====== INPUT ROWS ======

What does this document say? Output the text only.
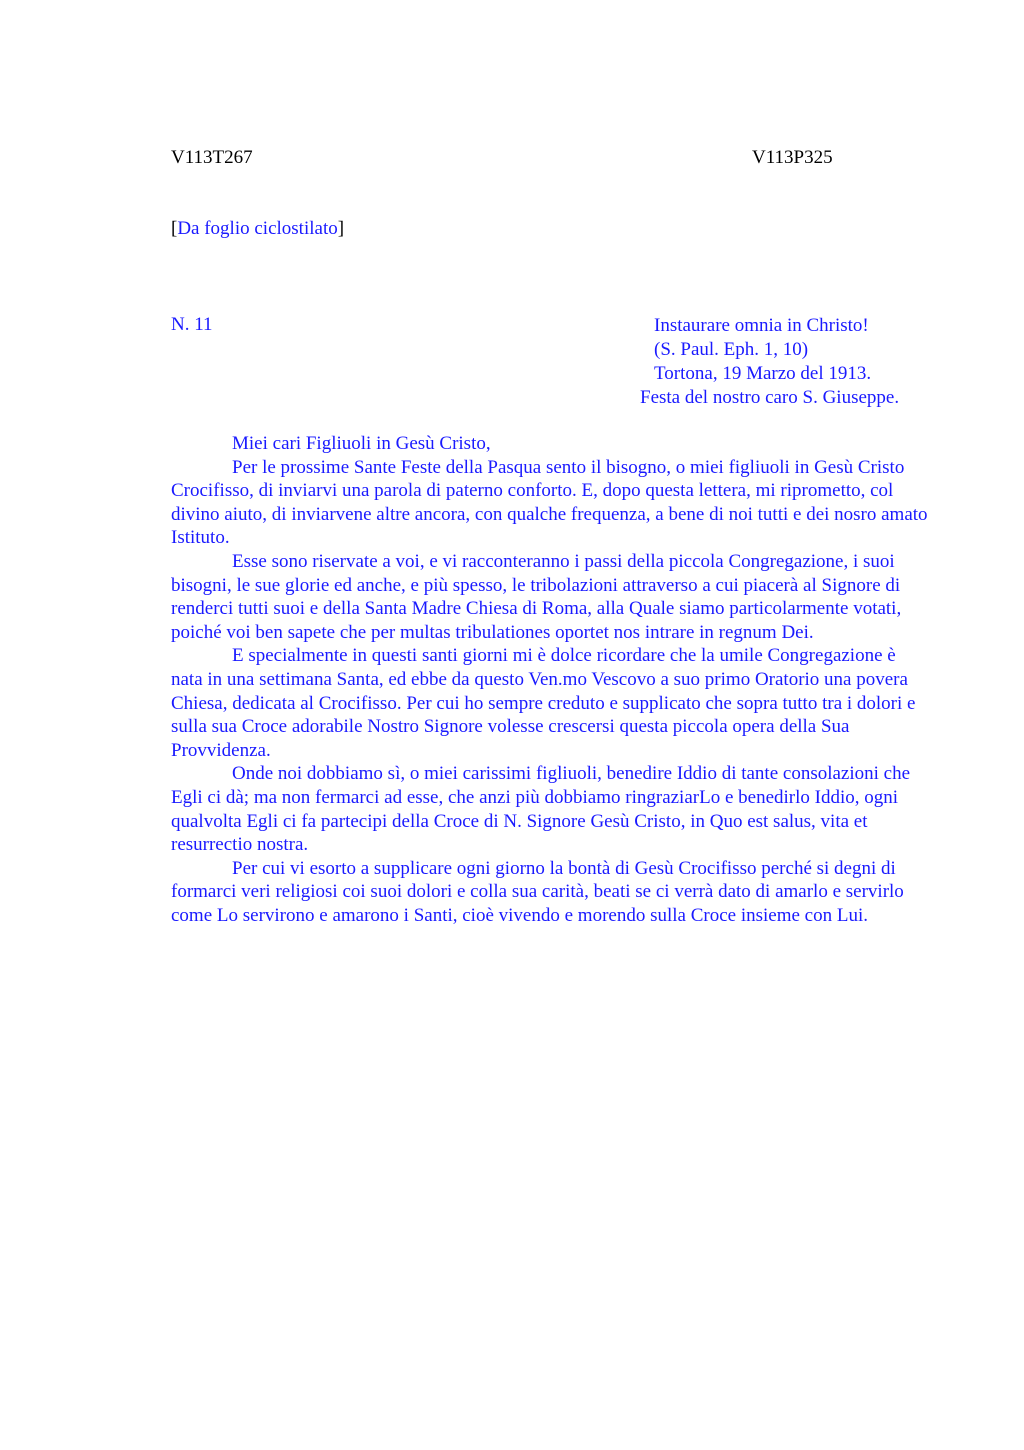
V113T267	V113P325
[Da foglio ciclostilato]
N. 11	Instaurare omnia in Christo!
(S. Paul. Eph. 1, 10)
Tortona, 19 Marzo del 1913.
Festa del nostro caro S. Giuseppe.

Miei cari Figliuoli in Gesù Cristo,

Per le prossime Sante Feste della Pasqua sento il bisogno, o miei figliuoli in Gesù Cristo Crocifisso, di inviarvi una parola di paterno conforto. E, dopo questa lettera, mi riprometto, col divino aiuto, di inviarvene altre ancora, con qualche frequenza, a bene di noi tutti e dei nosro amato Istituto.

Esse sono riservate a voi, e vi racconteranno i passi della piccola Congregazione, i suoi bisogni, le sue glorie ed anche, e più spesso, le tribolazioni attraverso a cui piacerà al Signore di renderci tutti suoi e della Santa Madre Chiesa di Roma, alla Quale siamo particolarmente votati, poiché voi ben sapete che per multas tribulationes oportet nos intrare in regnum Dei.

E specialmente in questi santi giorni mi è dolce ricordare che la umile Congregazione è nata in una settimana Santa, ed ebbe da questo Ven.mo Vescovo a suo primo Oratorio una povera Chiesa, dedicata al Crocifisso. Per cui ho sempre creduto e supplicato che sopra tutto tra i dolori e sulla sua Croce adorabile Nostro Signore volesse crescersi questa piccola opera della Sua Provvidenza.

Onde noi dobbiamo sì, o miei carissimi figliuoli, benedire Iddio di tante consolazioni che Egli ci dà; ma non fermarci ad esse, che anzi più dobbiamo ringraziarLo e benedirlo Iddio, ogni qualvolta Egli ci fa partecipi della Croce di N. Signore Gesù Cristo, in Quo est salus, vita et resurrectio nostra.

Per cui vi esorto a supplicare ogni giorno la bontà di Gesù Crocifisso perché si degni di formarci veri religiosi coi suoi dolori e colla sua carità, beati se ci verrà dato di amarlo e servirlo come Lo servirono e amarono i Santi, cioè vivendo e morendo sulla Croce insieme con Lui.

======
====== INPUT ROWS ======

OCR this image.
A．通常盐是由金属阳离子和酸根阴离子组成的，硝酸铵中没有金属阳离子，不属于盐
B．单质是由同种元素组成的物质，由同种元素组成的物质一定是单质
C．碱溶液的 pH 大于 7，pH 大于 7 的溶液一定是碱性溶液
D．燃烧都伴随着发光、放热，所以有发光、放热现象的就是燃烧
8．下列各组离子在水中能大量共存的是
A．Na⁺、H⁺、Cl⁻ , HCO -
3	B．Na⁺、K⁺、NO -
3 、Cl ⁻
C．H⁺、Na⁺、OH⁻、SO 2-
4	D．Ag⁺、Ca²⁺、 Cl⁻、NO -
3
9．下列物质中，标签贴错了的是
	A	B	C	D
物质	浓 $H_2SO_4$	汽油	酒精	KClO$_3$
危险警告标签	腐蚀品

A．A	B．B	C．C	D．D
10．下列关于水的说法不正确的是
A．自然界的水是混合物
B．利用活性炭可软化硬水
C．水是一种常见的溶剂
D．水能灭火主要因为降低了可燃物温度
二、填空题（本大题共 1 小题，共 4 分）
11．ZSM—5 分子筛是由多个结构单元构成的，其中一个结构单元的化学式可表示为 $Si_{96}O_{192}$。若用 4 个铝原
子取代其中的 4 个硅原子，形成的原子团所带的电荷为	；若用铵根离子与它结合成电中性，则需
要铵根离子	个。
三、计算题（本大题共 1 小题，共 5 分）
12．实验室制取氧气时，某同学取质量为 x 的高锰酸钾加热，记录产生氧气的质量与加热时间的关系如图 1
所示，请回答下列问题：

======

Reproduce each line of the material containing the word "questa".

## ANSWER FOR THIS EXERCISE
Per le prossime Sante Feste della Pasqua sento il bisogno, o miei figliuoli in Gesù Cristo Crocifisso, di inviarvi una parola di paterno conforto. E, dopo questa lettera, mi riprometto, col divino aiuto, di inviarvene altre ancora, con qualche frequenza, a bene di noi tutti e dei nosro amato Istituto.
E specialmente in questi santi giorni mi è dolce ricordare che la umile Congregazione è nata in una settimana Santa, ed ebbe da questo Ven.mo Vescovo a suo primo Oratorio una povera Chiesa, dedicata al Crocifisso. Per cui ho sempre creduto e supplicato che sopra tutto tra i dolori e sulla sua Croce adorabile Nostro Signore volesse crescersi questa piccola opera della Sua Provvidenza.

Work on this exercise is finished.